| REQUIREMENT |
Copy out all of the material, matching it word for word.

| SUPPLIED RECORDS |
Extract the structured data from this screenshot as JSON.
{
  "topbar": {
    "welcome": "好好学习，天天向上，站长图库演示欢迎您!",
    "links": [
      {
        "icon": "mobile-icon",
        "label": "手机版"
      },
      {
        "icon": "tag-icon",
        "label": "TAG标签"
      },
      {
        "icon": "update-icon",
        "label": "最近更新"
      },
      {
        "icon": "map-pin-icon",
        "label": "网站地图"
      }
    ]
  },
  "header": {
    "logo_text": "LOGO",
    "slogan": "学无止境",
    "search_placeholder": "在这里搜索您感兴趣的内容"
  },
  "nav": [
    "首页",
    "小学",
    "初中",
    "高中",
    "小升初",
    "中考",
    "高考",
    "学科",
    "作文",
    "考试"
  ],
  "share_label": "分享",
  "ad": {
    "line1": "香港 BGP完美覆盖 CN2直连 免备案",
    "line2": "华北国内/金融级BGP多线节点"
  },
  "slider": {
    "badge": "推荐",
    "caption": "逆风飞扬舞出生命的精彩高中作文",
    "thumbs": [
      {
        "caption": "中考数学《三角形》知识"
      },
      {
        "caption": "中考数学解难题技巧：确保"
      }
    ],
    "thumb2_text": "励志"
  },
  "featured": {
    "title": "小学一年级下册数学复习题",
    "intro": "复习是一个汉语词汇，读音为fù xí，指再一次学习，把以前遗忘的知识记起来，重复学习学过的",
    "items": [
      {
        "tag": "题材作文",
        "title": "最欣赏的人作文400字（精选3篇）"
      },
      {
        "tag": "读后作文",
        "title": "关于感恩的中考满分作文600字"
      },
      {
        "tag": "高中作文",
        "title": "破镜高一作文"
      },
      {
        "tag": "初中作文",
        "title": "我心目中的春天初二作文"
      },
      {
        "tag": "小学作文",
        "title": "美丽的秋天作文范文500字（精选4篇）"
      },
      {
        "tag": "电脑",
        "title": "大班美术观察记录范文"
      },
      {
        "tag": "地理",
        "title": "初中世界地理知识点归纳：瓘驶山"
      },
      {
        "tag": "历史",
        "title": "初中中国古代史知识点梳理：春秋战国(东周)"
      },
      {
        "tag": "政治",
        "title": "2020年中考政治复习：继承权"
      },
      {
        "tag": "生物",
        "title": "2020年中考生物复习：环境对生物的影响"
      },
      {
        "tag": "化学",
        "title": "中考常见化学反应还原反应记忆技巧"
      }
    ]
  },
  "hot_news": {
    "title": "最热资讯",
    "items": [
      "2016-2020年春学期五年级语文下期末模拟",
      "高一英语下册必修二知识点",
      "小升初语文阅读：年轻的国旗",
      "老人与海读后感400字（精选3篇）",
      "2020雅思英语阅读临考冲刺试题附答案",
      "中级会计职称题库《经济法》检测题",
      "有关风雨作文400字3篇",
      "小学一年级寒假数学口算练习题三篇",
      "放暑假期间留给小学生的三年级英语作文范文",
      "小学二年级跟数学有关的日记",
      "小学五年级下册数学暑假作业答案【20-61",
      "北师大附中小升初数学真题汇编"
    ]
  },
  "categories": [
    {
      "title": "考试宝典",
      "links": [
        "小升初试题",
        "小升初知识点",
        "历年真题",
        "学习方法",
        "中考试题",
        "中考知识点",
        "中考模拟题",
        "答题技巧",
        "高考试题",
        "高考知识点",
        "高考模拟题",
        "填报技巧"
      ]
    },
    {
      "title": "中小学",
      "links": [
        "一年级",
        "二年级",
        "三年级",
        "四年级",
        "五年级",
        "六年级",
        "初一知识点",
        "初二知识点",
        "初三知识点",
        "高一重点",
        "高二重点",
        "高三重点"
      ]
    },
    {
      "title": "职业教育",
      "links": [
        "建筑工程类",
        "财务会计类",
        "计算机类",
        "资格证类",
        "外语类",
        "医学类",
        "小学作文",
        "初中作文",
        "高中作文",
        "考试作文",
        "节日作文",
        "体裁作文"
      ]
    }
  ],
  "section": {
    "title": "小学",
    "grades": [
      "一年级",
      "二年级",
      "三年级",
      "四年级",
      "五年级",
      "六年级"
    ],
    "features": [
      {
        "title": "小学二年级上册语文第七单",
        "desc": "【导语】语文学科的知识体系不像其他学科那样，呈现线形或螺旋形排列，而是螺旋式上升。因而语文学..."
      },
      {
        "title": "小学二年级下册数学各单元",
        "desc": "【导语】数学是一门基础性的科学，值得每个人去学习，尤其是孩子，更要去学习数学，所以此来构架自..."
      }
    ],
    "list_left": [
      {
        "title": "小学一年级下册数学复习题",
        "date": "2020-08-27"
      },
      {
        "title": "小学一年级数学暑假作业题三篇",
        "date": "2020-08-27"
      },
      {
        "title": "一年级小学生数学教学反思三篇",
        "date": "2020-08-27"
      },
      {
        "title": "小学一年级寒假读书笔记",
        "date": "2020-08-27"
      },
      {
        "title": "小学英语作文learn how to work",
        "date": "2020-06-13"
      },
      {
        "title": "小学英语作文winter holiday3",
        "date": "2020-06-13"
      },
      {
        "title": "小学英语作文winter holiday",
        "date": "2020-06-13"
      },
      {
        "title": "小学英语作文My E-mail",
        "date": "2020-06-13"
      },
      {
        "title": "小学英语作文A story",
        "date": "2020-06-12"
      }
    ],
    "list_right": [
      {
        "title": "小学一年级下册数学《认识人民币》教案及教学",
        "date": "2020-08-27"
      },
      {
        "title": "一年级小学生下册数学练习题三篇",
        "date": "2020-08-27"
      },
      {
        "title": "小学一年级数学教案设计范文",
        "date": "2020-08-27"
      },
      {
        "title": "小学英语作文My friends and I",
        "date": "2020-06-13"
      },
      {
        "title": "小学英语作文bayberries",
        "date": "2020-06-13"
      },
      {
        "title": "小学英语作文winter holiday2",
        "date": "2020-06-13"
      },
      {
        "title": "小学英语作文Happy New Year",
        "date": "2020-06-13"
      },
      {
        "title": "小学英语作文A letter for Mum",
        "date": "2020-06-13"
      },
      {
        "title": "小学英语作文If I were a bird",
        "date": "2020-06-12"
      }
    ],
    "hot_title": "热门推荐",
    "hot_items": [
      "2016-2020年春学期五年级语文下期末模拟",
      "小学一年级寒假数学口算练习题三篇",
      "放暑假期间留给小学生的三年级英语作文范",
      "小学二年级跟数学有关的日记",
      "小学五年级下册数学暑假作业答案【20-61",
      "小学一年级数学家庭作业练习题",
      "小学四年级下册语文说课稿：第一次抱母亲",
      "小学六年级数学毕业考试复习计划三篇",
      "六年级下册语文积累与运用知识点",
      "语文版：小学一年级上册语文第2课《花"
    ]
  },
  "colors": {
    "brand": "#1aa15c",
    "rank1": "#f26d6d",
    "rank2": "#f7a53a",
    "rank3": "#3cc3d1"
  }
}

| SOLUTION |
Extract the structured data from this screenshot as JSON.
{
  "topbar": {
    "welcome": "好好学习，天天向上，站长图库演示欢迎您!",
    "links": [
      {
        "icon": "mobile-icon",
        "label": "手机版"
      },
      {
        "icon": "tag-icon",
        "label": "TAG标签"
      },
      {
        "icon": "update-icon",
        "label": "最近更新"
      },
      {
        "icon": "map-pin-icon",
        "label": "网站地图"
      }
    ]
  },
  "header": {
    "logo_text": "LOGO",
    "slogan": "学无止境",
    "search_placeholder": "在这里搜索您感兴趣的内容"
  },
  "nav": [
    "首页",
    "小学",
    "初中",
    "高中",
    "小升初",
    "中考",
    "高考",
    "学科",
    "作文",
    "考试"
  ],
  "share_label": "分享",
  "ad": {
    "line1": "香港 BGP完美覆盖 CN2直连 免备案",
    "line2": "华北国内/金融级BGP多线节点"
  },
  "slider": {
    "badge": "推荐",
    "caption": "逆风飞扬舞出生命的精彩高中作文",
    "thumbs": [
      {
        "caption": "中考数学《三角形》知识"
      },
      {
        "caption": "中考数学解难题技巧：确保"
      }
    ],
    "thumb2_text": "励志"
  },
  "featured": {
    "title": "小学一年级下册数学复习题",
    "intro": "复习是一个汉语词汇，读音为fù xí，指再一次学习，把以前遗忘的知识记起来，重复学习学过的",
    "items": [
      {
        "tag": "题材作文",
        "title": "最欣赏的人作文400字（精选3篇）"
      },
      {
        "tag": "读后作文",
        "title": "关于感恩的中考满分作文600字"
      },
      {
        "tag": "高中作文",
        "title": "破镜高一作文"
      },
      {
        "tag": "初中作文",
        "title": "我心目中的春天初二作文"
      },
      {
        "tag": "小学作文",
        "title": "美丽的秋天作文范文500字（精选4篇）"
      },
      {
        "tag": "电脑",
        "title": "大班美术观察记录范文"
      },
      {
        "tag": "地理",
        "title": "初中世界地理知识点归纳：瓘驶山"
      },
      {
        "tag": "历史",
        "title": "初中中国古代史知识点梳理：春秋战国(东周)"
      },
      {
        "tag": "政治",
        "title": "2020年中考政治复习：继承权"
      },
      {
        "tag": "生物",
        "title": "2020年中考生物复习：环境对生物的影响"
      },
      {
        "tag": "化学",
        "title": "中考常见化学反应还原反应记忆技巧"
      }
    ]
  },
  "hot_news": {
    "title": "最热资讯",
    "items": [
      "2016-2020年春学期五年级语文下期末模拟",
      "高一英语下册必修二知识点",
      "小升初语文阅读：年轻的国旗",
      "老人与海读后感400字（精选3篇）",
      "2020雅思英语阅读临考冲刺试题附答案",
      "中级会计职称题库《经济法》检测题",
      "有关风雨作文400字3篇",
      "小学一年级寒假数学口算练习题三篇",
      "放暑假期间留给小学生的三年级英语作文范文",
      "小学二年级跟数学有关的日记",
      "小学五年级下册数学暑假作业答案【20-61",
      "北师大附中小升初数学真题汇编"
    ]
  },
  "categories": [
    {
      "title": "考试宝典",
      "links": [
        "小升初试题",
        "小升初知识点",
        "历年真题",
        "学习方法",
        "中考试题",
        "中考知识点",
        "中考模拟题",
        "答题技巧",
        "高考试题",
        "高考知识点",
        "高考模拟题",
        "填报技巧"
      ]
    },
    {
      "title": "中小学",
      "links": [
        "一年级",
        "二年级",
        "三年级",
        "四年级",
        "五年级",
        "六年级",
        "初一知识点",
        "初二知识点",
        "初三知识点",
        "高一重点",
        "高二重点",
        "高三重点"
      ]
    },
    {
      "title": "职业教育",
      "links": [
        "建筑工程类",
        "财务会计类",
        "计算机类",
        "资格证类",
        "外语类",
        "医学类",
        "小学作文",
        "初中作文",
        "高中作文",
        "考试作文",
        "节日作文",
        "体裁作文"
      ]
    }
  ],
  "section": {
    "title": "小学",
    "grades": [
      "一年级",
      "二年级",
      "三年级",
      "四年级",
      "五年级",
      "六年级"
    ],
    "features": [
      {
        "title": "小学二年级上册语文第七单",
        "desc": "【导语】语文学科的知识体系不像其他学科那样，呈现线形或螺旋形排列，而是螺旋式上升。因而语文学..."
      },
      {
        "title": "小学二年级下册数学各单元",
        "desc": "【导语】数学是一门基础性的科学，值得每个人去学习，尤其是孩子，更要去学习数学，所以此来构架自..."
      }
    ],
    "list_left": [
      {
        "title": "小学一年级下册数学复习题",
        "date": "2020-08-27"
      },
      {
        "title": "小学一年级数学暑假作业题三篇",
        "date": "2020-08-27"
      },
      {
        "title": "一年级小学生数学教学反思三篇",
        "date": "2020-08-27"
      },
      {
        "title": "小学一年级寒假读书笔记",
        "date": "2020-08-27"
      },
      {
        "title": "小学英语作文learn how to work",
        "date": "2020-06-13"
      },
      {
        "title": "小学英语作文winter holiday3",
        "date": "2020-06-13"
      },
      {
        "title": "小学英语作文winter holiday",
        "date": "2020-06-13"
      },
      {
        "title": "小学英语作文My E-mail",
        "date": "2020-06-13"
      },
      {
        "title": "小学英语作文A story",
        "date": "2020-06-12"
      }
    ],
    "list_right": [
      {
        "title": "小学一年级下册数学《认识人民币》教案及教学",
        "date": "2020-08-27"
      },
      {
        "title": "一年级小学生下册数学练习题三篇",
        "date": "2020-08-27"
      },
      {
        "title": "小学一年级数学教案设计范文",
        "date": "2020-08-27"
      },
      {
        "title": "小学英语作文My friends and I",
        "date": "2020-06-13"
      },
      {
        "title": "小学英语作文bayberries",
        "date": "2020-06-13"
      },
      {
        "title": "小学英语作文winter holiday2",
        "date": "2020-06-13"
      },
      {
        "title": "小学英语作文Happy New Year",
        "date": "2020-06-13"
      },
      {
        "title": "小学英语作文A letter for Mum",
        "date": "2020-06-13"
      },
      {
        "title": "小学英语作文If I were a bird",
        "date": "2020-06-12"
      }
    ],
    "hot_title": "热门推荐",
    "hot_items": [
      "2016-2020年春学期五年级语文下期末模拟",
      "小学一年级寒假数学口算练习题三篇",
      "放暑假期间留给小学生的三年级英语作文范",
      "小学二年级跟数学有关的日记",
      "小学五年级下册数学暑假作业答案【20-61",
      "小学一年级数学家庭作业练习题",
      "小学四年级下册语文说课稿：第一次抱母亲",
      "小学六年级数学毕业考试复习计划三篇",
      "六年级下册语文积累与运用知识点",
      "语文版：小学一年级上册语文第2课《花"
    ]
  },
  "colors": {
    "brand": "#1aa15c",
    "rank1": "#f26d6d",
    "rank2": "#f7a53a",
    "rank3": "#3cc3d1"
  }
}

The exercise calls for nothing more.